----- EXERCISE MATERIAL -----

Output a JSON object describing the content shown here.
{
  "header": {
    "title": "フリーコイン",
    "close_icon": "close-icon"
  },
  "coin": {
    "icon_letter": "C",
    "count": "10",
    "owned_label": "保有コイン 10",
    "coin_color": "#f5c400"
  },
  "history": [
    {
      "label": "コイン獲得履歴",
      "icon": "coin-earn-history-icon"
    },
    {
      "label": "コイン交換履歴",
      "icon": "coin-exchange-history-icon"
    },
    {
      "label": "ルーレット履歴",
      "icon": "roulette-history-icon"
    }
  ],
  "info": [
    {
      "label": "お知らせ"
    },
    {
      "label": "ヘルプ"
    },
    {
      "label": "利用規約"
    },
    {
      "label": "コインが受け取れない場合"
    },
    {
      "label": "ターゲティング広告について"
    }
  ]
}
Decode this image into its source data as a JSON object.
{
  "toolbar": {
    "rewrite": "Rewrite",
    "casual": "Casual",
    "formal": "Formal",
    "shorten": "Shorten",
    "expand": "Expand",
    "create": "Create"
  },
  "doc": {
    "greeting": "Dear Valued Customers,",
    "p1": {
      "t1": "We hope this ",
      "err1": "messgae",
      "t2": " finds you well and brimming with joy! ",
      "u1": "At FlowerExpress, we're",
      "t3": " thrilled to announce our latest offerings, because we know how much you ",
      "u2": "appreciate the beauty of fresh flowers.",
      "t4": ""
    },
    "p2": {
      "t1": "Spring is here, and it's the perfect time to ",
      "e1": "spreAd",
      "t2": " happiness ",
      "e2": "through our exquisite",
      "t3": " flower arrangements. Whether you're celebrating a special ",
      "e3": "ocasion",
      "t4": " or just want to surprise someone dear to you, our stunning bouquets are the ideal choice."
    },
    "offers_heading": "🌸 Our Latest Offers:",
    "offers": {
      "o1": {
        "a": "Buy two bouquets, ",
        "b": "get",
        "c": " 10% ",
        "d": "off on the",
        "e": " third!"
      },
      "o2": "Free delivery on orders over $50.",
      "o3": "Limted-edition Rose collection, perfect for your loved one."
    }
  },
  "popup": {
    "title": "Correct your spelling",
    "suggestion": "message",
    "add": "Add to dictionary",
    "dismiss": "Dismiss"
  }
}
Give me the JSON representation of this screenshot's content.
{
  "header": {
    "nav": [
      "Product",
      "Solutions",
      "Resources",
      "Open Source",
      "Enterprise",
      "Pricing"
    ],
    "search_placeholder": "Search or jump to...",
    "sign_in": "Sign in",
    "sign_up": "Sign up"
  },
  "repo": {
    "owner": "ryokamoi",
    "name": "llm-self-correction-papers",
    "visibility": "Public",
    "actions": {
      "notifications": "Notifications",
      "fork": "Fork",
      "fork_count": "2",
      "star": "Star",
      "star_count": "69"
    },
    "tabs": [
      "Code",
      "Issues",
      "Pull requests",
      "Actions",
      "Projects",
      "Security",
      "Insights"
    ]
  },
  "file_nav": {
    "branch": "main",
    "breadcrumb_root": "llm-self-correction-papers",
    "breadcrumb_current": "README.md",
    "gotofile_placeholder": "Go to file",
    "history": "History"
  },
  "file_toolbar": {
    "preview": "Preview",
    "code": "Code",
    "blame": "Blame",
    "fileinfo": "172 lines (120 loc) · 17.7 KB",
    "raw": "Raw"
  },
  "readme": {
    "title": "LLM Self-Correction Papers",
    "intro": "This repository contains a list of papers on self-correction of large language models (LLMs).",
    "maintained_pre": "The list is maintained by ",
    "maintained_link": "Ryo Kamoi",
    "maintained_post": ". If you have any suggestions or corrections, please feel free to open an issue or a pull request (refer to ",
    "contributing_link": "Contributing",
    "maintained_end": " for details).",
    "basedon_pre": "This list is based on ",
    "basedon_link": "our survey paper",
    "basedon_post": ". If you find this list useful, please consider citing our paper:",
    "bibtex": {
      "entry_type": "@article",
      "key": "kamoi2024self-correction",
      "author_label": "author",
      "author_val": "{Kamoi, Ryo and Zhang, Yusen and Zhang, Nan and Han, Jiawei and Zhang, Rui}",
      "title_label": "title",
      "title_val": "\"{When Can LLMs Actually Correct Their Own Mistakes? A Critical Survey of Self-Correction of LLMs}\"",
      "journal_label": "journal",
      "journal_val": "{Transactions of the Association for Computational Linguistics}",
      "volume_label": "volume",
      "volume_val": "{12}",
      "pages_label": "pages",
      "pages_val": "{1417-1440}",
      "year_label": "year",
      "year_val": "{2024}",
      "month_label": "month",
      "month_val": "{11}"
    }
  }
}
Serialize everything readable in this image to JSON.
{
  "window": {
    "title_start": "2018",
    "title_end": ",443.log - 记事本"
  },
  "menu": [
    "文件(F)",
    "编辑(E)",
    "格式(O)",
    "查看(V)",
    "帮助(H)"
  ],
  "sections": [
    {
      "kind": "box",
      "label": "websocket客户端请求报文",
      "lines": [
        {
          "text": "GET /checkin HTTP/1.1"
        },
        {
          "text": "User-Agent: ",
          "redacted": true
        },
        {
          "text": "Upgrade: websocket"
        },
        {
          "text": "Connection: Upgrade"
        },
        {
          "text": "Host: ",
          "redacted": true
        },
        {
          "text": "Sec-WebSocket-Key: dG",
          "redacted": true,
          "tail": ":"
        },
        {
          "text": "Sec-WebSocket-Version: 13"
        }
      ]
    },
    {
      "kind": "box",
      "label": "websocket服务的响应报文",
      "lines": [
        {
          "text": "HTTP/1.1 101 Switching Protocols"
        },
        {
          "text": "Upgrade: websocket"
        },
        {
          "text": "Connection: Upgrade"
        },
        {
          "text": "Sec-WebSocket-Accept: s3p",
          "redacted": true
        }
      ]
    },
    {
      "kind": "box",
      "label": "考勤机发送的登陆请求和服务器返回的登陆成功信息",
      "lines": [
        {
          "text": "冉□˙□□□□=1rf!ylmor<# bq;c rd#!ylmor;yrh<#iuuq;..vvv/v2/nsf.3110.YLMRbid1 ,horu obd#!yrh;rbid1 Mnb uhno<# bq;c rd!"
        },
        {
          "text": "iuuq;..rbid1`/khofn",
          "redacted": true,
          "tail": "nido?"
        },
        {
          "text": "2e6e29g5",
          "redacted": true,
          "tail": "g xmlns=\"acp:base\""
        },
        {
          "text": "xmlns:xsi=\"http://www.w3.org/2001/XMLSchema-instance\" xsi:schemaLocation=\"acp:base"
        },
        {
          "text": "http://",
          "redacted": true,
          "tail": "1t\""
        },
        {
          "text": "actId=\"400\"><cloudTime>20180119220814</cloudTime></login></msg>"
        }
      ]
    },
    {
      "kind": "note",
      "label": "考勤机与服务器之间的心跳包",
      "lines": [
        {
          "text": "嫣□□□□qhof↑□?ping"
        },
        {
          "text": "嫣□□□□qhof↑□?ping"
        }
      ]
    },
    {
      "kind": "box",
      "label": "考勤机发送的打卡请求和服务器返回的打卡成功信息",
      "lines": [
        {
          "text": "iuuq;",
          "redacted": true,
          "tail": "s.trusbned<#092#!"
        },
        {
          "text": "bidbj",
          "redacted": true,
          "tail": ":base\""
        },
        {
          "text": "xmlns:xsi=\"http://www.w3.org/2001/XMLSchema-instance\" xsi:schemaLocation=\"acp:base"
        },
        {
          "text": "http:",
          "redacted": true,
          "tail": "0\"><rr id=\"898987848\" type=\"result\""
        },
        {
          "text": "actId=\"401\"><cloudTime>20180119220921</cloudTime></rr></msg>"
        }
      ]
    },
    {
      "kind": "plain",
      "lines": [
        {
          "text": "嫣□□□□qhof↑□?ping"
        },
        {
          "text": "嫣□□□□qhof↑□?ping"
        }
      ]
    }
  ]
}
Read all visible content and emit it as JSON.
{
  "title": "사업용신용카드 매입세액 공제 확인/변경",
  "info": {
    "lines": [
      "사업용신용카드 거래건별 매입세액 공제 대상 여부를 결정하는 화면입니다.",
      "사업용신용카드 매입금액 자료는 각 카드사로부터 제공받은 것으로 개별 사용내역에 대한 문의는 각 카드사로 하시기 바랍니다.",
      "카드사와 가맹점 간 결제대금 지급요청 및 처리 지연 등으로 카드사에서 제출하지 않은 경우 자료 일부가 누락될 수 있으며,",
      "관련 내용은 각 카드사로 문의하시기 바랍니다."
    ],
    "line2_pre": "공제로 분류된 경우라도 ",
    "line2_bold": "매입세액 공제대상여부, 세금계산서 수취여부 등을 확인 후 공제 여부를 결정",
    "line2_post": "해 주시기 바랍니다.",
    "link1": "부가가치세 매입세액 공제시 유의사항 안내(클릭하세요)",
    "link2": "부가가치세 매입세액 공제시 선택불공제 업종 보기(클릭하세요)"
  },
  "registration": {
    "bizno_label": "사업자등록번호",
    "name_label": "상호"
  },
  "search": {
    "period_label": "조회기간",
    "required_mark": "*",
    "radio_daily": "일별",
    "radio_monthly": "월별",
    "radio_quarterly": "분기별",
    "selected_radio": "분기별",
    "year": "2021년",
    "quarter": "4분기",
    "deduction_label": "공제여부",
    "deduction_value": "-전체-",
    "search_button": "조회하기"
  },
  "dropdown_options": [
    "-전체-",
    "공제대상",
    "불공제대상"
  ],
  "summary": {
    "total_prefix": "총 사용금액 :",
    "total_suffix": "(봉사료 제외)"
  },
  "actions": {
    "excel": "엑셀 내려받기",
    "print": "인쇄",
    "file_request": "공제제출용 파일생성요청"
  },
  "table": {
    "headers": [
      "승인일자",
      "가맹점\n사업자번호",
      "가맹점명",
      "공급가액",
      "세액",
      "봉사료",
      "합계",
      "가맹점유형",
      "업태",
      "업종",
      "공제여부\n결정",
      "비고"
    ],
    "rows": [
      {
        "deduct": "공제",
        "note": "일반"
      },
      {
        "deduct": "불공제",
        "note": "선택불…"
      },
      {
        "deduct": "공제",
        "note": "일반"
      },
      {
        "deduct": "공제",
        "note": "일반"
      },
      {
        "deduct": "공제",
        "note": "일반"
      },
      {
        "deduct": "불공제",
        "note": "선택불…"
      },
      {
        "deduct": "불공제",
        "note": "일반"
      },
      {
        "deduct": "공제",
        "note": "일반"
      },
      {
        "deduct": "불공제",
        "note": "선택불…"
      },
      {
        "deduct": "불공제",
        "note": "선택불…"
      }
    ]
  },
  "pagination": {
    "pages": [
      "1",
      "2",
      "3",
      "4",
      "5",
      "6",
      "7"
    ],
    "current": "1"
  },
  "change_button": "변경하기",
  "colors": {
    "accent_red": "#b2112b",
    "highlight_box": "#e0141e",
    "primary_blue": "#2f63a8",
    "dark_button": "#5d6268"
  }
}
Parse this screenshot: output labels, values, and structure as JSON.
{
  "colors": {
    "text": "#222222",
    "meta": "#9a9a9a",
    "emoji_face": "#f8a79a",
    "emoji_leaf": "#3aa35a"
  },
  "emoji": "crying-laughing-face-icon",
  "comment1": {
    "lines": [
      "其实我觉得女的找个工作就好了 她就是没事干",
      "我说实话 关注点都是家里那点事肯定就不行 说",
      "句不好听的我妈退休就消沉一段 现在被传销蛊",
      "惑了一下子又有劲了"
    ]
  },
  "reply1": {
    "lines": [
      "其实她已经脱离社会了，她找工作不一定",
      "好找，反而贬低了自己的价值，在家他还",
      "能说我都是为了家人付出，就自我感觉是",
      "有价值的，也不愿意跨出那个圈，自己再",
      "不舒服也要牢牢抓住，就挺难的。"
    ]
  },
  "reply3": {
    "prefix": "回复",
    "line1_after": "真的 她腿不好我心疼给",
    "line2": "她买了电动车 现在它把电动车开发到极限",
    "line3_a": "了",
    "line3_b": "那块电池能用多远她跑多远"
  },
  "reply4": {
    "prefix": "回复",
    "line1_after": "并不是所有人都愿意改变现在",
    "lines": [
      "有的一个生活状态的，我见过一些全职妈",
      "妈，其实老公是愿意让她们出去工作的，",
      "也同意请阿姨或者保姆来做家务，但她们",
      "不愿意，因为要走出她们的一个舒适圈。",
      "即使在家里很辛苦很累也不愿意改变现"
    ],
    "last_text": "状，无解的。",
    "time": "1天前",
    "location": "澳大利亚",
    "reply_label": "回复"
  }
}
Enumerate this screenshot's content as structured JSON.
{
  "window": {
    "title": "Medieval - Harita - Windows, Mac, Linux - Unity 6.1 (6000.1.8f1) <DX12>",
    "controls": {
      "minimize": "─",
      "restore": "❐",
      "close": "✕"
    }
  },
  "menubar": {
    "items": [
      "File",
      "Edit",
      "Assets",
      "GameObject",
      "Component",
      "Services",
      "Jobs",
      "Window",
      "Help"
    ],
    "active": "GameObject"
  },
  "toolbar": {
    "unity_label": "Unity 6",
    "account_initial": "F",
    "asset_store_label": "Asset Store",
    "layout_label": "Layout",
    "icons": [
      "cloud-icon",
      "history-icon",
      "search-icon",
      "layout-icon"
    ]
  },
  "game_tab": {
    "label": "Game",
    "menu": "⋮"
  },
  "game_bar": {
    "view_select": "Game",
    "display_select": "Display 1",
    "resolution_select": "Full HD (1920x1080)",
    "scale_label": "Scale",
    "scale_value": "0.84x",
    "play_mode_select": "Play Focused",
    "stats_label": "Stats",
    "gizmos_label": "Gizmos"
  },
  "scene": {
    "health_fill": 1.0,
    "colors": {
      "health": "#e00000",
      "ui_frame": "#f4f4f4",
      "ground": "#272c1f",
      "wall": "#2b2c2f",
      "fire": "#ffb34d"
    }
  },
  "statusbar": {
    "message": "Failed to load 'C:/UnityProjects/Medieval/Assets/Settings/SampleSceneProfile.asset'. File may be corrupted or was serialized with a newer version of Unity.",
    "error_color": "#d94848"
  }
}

-----

### [PROBLEM DESCRIPTION]
Extract, unchanged, the closing run of lines that opens with the line containing "Enumerate this screenshot's" and ends with the last line.

### [WORKED SOLUTION]
Enumerate this screenshot's content as structured JSON.
{
  "window": {
    "title": "Medieval - Harita - Windows, Mac, Linux - Unity 6.1 (6000.1.8f1) <DX12>",
    "controls": {
      "minimize": "─",
      "restore": "❐",
      "close": "✕"
    }
  },
  "menubar": {
    "items": [
      "File",
      "Edit",
      "Assets",
      "GameObject",
      "Component",
      "Services",
      "Jobs",
      "Window",
      "Help"
    ],
    "active": "GameObject"
  },
  "toolbar": {
    "unity_label": "Unity 6",
    "account_initial": "F",
    "asset_store_label": "Asset Store",
    "layout_label": "Layout",
    "icons": [
      "cloud-icon",
      "history-icon",
      "search-icon",
      "layout-icon"
    ]
  },
  "game_tab": {
    "label": "Game",
    "menu": "⋮"
  },
  "game_bar": {
    "view_select": "Game",
    "display_select": "Display 1",
    "resolution_select": "Full HD (1920x1080)",
    "scale_label": "Scale",
    "scale_value": "0.84x",
    "play_mode_select": "Play Focused",
    "stats_label": "Stats",
    "gizmos_label": "Gizmos"
  },
  "scene": {
    "health_fill": 1.0,
    "colors": {
      "health": "#e00000",
      "ui_frame": "#f4f4f4",
      "ground": "#272c1f",
      "wall": "#2b2c2f",
      "fire": "#ffb34d"
    }
  },
  "statusbar": {
    "message": "Failed to load 'C:/UnityProjects/Medieval/Assets/Settings/SampleSceneProfile.asset'. File may be corrupted or was serialized with a newer version of Unity.",
    "error_color": "#d94848"
  }
}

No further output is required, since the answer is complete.